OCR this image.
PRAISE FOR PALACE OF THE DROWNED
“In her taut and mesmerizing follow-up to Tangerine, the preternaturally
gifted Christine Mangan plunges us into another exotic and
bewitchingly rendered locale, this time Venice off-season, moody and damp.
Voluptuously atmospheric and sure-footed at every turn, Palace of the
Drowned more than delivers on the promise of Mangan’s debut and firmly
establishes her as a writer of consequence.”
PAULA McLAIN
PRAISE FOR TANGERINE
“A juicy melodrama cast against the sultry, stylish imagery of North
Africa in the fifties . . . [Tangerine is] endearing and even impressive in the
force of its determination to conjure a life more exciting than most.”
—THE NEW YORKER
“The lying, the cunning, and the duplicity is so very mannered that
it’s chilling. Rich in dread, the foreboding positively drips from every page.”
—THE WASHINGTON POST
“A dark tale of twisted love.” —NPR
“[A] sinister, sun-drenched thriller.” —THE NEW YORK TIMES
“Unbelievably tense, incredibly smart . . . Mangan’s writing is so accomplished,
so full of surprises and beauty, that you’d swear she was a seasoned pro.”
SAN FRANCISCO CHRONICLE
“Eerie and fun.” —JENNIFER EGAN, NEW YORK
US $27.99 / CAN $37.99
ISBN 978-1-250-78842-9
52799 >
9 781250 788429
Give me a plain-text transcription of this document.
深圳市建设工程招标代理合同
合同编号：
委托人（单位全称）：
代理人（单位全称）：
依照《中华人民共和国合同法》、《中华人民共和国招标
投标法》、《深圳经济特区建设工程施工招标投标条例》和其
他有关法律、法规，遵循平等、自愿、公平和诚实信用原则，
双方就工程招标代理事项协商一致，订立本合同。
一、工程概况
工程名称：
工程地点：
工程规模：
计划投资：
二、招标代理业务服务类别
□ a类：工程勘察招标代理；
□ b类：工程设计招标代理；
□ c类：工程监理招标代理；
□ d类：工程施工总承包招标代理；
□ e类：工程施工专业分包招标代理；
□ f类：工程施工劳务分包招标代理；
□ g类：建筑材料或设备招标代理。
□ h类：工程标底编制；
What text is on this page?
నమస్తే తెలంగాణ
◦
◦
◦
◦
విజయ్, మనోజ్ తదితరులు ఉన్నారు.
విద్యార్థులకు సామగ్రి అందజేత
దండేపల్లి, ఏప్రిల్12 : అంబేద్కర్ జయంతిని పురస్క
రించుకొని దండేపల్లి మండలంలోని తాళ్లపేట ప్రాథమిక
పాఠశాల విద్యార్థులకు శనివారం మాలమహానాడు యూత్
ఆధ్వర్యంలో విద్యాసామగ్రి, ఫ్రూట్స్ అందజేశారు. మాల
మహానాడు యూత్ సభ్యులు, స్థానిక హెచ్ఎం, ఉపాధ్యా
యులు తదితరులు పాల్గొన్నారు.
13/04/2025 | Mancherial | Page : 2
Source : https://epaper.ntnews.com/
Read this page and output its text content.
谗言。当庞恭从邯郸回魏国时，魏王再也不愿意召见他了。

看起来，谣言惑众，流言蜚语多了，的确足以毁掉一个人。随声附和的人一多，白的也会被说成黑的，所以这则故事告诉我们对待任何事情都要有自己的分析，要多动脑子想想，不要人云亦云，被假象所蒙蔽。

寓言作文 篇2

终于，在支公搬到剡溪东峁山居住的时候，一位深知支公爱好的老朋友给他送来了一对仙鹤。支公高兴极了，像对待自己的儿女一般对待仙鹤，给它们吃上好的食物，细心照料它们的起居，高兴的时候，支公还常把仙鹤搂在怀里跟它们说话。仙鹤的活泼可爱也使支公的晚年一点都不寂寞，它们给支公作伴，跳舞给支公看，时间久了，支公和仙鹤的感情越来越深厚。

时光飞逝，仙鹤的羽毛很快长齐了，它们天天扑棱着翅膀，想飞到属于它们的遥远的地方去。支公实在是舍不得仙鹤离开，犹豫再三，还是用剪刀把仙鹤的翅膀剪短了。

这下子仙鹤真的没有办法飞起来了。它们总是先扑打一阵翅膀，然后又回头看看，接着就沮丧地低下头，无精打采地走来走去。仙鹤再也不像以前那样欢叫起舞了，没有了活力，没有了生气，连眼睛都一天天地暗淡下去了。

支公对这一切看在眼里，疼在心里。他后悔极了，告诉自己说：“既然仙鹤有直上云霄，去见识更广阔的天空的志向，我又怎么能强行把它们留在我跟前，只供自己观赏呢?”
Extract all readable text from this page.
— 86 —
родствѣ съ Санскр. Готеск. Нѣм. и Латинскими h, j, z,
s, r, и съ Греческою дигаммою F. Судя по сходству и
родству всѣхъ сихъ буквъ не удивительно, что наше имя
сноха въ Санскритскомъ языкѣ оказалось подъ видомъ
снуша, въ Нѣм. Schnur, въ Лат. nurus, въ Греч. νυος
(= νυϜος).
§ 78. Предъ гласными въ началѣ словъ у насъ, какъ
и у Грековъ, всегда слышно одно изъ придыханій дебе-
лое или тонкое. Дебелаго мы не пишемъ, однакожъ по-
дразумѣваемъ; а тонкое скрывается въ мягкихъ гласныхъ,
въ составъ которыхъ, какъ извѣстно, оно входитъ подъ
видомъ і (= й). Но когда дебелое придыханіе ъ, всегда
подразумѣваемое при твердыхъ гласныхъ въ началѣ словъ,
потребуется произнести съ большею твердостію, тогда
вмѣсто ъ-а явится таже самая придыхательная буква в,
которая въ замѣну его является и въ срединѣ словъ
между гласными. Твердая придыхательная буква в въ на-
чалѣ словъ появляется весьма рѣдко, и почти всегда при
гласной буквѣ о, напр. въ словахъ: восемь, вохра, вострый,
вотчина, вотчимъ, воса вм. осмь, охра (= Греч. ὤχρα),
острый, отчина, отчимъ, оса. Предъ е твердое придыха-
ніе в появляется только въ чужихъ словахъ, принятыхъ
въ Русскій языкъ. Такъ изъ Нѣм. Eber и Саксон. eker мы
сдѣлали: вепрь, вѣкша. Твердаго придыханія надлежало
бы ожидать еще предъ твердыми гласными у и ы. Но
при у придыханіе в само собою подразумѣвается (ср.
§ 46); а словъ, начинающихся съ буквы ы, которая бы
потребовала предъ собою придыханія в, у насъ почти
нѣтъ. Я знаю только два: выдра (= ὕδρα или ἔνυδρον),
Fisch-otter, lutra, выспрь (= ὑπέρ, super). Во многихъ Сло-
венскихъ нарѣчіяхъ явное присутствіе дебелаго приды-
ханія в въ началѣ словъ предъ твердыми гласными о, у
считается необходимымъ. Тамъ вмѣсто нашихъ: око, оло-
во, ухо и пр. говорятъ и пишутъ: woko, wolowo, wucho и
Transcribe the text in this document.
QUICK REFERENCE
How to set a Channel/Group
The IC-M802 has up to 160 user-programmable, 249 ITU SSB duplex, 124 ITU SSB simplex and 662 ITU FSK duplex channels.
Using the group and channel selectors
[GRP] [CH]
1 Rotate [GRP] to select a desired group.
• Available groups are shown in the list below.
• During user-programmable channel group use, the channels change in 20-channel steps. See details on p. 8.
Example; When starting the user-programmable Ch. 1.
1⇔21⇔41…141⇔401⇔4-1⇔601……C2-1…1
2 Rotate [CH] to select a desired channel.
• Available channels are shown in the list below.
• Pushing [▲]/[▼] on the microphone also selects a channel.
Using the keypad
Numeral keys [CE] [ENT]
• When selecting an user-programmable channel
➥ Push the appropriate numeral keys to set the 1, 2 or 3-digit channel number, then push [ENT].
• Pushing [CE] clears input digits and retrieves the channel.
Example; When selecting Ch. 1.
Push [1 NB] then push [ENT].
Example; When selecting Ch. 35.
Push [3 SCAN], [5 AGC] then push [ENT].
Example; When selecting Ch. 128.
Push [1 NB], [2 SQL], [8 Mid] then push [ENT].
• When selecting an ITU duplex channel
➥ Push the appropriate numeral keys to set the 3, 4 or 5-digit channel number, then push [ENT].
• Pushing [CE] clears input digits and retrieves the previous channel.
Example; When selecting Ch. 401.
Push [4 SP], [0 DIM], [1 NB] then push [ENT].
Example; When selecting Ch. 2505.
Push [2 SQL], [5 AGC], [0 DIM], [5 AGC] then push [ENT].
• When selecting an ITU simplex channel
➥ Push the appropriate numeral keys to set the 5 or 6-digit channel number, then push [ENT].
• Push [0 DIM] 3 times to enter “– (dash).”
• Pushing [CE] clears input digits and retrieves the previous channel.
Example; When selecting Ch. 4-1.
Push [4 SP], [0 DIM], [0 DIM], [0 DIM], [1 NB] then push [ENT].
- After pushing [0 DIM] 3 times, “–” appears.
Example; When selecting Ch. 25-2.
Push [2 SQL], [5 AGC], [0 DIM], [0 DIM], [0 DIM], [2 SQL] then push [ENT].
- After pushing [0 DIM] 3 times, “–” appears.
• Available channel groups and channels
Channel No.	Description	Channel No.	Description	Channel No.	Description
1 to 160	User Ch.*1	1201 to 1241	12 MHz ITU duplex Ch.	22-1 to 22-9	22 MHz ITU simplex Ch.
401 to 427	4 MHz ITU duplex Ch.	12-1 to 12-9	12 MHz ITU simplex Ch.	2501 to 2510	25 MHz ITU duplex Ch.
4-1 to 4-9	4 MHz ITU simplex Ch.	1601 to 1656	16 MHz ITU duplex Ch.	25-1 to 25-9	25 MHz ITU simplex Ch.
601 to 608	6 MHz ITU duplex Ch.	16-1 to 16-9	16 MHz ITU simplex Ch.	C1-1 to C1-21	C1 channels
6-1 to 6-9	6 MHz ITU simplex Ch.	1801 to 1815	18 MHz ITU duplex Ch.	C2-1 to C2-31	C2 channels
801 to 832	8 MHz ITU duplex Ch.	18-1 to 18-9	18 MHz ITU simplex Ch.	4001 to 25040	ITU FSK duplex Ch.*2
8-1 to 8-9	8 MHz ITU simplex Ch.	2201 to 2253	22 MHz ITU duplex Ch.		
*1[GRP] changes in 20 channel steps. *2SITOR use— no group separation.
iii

——

* _What needs to be done_:
In the entries above, find each line with the word "desired" and show it.

* _Output below_:
1 Rotate [GRP] to select a desired group.
2 Rotate [CH] to select a desired channel.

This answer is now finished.